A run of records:
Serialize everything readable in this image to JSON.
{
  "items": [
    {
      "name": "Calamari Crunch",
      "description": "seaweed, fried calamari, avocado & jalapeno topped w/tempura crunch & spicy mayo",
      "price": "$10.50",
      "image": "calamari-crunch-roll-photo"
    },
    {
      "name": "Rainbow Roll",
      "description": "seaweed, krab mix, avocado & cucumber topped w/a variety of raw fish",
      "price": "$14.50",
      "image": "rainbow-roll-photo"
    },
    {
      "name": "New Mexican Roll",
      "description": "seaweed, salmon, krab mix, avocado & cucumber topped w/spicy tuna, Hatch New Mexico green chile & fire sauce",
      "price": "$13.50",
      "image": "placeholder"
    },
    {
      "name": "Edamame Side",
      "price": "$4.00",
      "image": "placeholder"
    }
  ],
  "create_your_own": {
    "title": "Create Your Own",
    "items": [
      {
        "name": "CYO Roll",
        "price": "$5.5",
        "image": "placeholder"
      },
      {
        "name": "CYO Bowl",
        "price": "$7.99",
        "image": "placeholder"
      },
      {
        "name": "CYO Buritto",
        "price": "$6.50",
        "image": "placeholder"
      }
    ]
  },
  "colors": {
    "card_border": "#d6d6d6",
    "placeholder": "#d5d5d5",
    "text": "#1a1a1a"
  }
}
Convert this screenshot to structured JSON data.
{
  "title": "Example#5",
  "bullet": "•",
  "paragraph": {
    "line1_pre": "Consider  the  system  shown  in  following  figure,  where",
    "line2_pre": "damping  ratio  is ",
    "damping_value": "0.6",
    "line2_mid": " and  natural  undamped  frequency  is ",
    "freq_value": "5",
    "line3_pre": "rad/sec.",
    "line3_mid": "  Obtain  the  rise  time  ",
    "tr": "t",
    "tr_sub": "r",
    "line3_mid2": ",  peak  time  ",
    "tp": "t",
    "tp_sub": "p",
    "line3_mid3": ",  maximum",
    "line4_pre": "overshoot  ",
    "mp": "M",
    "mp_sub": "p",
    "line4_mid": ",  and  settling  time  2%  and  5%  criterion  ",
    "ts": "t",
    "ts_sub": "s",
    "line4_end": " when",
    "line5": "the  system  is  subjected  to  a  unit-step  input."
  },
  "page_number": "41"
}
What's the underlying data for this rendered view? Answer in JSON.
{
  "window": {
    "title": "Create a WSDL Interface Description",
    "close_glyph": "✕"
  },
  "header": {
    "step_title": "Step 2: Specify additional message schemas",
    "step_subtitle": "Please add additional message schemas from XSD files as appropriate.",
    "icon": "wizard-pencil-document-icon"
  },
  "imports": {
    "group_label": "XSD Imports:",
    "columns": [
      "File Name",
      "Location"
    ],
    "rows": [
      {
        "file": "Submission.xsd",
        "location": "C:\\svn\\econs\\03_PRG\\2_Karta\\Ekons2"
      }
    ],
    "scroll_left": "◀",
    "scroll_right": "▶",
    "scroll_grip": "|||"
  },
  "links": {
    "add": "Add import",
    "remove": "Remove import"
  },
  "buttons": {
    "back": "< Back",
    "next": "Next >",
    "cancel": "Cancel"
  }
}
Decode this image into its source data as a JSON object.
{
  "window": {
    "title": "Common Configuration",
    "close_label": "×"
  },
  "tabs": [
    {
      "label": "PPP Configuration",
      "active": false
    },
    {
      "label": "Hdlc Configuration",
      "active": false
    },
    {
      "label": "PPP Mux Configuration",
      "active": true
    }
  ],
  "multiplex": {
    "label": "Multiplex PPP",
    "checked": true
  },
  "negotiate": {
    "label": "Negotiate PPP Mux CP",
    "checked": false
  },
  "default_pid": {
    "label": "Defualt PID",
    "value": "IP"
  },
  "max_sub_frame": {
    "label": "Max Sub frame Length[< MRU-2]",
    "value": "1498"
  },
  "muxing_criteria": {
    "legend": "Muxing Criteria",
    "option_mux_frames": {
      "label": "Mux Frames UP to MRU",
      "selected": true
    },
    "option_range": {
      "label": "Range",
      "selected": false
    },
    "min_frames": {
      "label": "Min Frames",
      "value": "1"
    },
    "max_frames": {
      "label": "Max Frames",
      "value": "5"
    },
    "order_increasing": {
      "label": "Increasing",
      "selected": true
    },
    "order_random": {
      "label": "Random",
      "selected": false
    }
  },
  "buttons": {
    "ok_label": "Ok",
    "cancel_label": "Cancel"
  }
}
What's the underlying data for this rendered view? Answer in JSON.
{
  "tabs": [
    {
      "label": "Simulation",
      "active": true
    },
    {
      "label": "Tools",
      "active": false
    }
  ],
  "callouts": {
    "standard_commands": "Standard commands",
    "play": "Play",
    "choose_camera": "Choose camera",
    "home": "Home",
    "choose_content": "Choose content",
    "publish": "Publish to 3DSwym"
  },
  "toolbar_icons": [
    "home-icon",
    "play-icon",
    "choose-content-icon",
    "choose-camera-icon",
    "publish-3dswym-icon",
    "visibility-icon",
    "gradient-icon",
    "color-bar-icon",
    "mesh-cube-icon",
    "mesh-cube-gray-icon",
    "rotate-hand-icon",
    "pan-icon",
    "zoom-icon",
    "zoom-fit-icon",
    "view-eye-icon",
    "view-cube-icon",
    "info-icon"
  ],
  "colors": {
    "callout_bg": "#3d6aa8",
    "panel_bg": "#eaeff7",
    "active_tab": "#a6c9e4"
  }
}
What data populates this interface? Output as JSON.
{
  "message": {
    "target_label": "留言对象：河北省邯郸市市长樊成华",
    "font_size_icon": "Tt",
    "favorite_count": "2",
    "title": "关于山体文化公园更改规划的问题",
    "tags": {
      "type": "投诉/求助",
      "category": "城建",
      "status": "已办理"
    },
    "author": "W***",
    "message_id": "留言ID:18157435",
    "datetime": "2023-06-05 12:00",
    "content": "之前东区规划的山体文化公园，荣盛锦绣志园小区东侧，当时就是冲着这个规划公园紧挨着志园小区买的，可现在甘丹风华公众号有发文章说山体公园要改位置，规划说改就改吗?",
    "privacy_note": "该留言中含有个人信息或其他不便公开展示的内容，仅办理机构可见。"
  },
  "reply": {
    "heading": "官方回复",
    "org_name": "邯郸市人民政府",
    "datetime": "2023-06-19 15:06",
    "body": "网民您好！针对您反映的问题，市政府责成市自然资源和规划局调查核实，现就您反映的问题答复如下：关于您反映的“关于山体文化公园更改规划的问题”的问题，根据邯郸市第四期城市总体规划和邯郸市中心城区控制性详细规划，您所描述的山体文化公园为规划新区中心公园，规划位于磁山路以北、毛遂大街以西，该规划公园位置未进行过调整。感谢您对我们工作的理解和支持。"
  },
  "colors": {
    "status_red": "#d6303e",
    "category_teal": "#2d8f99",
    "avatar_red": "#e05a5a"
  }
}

▶ [What is asked]: Go through the preceding material and copy each line that has the word "spicy".

▶ [Full response]:
      "description": "seaweed, fried calamari, avocado & jalapeno topped w/tempura crunch & spicy mayo",
      "description": "seaweed, salmon, krab mix, avocado & cucumber topped w/spicy tuna, Hatch New Mexico green chile & fire sauce",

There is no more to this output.